STATED TASK » Scan the listing below. Report each line that includes "frac".

DATA LINES »
>> begin

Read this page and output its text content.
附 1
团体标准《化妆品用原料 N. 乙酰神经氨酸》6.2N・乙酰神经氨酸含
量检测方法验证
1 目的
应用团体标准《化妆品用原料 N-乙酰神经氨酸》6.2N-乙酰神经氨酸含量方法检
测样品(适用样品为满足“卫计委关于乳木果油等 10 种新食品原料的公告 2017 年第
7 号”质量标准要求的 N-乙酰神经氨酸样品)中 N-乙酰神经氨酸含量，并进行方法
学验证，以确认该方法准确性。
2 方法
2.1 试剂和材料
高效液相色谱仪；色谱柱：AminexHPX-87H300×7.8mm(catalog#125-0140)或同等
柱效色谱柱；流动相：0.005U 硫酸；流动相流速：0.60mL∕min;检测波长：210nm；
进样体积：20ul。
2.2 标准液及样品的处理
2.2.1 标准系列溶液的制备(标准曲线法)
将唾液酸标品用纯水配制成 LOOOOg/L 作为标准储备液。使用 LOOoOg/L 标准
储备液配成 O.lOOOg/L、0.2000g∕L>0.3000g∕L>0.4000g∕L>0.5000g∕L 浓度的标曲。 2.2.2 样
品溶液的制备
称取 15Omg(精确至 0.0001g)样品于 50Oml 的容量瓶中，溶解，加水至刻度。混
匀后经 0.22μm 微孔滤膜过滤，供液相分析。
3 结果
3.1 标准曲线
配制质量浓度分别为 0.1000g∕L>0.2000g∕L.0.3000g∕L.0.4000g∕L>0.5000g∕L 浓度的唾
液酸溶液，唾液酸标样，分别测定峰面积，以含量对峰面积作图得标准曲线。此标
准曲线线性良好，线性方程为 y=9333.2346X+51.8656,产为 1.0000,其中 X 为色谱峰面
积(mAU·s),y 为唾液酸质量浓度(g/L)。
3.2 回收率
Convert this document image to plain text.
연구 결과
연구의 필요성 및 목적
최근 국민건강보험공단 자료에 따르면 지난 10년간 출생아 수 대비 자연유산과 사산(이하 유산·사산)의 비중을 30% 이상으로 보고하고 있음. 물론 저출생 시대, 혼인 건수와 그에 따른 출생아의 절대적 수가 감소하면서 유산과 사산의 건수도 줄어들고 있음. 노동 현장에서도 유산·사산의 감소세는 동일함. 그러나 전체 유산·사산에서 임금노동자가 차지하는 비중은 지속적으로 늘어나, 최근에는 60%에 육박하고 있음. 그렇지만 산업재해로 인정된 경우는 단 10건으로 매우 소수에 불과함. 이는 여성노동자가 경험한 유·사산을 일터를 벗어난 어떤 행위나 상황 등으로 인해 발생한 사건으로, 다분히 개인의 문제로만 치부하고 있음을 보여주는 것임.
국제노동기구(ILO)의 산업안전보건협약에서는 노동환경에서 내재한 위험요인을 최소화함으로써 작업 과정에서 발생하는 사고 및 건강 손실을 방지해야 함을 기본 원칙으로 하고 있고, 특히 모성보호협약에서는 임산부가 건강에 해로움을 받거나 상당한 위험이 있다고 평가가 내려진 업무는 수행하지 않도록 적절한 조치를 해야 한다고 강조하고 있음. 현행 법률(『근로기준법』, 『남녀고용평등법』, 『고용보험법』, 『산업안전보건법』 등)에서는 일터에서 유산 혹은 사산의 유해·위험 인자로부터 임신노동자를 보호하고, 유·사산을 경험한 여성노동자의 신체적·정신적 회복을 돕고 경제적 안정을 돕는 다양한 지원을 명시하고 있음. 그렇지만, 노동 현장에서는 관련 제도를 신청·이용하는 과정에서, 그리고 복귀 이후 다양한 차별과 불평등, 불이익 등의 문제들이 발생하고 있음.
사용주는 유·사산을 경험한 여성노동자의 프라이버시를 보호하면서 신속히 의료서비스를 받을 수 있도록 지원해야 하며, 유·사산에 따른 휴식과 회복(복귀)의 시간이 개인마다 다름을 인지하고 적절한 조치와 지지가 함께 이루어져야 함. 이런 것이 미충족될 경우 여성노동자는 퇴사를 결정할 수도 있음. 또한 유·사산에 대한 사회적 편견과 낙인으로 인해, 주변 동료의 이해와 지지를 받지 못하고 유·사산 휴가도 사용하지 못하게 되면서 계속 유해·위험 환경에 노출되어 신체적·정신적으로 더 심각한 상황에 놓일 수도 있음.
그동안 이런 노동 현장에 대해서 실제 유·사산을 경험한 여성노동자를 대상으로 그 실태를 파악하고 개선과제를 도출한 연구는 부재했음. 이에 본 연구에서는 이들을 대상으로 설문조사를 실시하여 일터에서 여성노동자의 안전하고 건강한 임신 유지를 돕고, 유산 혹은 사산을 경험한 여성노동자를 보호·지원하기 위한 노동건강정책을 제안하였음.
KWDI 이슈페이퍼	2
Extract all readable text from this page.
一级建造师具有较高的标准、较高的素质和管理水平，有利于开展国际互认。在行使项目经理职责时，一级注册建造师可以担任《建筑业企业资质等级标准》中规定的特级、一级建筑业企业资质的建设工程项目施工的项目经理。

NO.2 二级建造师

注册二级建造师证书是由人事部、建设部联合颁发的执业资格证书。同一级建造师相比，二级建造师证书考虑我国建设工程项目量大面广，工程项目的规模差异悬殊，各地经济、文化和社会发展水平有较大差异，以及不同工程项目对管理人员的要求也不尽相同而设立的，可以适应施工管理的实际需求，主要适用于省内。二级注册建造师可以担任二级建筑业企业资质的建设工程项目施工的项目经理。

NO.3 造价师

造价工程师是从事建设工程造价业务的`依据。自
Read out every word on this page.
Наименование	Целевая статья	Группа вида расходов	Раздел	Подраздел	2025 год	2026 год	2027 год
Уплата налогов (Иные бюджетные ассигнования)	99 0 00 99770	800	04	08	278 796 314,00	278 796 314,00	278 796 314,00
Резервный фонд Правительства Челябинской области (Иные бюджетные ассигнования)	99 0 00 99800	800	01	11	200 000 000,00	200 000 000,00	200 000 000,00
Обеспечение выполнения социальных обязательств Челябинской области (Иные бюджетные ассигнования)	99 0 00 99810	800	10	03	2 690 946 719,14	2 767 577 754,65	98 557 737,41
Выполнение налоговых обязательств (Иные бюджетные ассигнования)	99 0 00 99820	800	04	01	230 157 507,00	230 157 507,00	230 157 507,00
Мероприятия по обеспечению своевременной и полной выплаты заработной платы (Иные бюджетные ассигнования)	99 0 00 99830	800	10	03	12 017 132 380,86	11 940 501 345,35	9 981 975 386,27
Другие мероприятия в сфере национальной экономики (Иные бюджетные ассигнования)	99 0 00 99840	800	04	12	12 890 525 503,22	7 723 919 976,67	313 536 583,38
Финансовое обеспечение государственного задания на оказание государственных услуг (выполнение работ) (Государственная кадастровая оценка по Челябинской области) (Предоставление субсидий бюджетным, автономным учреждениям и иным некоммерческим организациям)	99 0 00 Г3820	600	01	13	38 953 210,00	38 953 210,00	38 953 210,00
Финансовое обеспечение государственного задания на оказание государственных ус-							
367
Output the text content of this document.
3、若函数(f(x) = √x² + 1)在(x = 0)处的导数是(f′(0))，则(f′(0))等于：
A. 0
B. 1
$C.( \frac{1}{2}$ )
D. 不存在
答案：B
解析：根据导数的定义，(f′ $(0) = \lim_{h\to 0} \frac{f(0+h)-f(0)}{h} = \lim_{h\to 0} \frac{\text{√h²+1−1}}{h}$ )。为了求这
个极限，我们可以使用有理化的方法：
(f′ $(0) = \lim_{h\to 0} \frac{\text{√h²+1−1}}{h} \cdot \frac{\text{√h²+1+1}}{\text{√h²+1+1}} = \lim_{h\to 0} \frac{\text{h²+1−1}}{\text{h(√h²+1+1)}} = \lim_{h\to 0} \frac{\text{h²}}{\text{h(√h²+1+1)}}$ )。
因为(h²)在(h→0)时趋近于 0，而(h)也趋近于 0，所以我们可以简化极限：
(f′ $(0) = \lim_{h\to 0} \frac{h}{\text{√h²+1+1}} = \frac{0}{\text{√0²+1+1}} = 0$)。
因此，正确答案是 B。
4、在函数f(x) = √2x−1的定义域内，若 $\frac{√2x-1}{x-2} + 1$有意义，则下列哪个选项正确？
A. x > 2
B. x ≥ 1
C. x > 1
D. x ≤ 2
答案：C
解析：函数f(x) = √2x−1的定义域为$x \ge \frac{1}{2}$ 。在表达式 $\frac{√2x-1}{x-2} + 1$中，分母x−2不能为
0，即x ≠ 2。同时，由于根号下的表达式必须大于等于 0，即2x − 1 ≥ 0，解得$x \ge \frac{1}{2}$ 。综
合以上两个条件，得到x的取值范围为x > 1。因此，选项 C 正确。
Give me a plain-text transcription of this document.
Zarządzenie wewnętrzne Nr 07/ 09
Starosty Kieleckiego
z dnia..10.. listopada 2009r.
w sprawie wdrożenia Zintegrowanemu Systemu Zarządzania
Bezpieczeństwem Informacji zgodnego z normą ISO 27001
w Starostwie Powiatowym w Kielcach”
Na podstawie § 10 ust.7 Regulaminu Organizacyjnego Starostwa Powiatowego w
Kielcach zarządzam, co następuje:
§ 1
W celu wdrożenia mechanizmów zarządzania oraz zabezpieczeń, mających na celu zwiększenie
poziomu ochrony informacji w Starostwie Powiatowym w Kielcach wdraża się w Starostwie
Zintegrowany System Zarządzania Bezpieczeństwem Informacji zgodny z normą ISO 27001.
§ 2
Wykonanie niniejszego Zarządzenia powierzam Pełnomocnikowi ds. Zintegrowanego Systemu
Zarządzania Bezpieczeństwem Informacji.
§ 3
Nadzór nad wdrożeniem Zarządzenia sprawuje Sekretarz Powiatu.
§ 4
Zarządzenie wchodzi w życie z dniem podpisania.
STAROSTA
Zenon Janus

>> end

RESULT OF THIS TASK »
$C.( \frac{1}{2}$ )
解析：根据导数的定义，(f′ $(0) = \lim_{h\to 0} \frac{f(0+h)-f(0)}{h} = \lim_{h\to 0} \frac{\text{√h²+1−1}}{h}$ )。为了求这
(f′ $(0) = \lim_{h\to 0} \frac{\text{√h²+1−1}}{h} \cdot \frac{\text{√h²+1+1}}{\text{√h²+1+1}} = \lim_{h\to 0} \frac{\text{h²+1−1}}{\text{h(√h²+1+1)}} = \lim_{h\to 0} \frac{\text{h²}}{\text{h(√h²+1+1)}}$ )。
(f′ $(0) = \lim_{h\to 0} \frac{h}{\text{√h²+1+1}} = \frac{0}{\text{√0²+1+1}} = 0$)。
4、在函数f(x) = √2x−1的定义域内，若 $\frac{√2x-1}{x-2} + 1$有意义，则下列哪个选项正确？
解析：函数f(x) = √2x−1的定义域为$x \ge \frac{1}{2}$ 。在表达式 $\frac{√2x-1}{x-2} + 1$中，分母x−2不能为
0，即x ≠ 2。同时，由于根号下的表达式必须大于等于 0，即2x − 1 ≥ 0，解得$x \ge \frac{1}{2}$ 。综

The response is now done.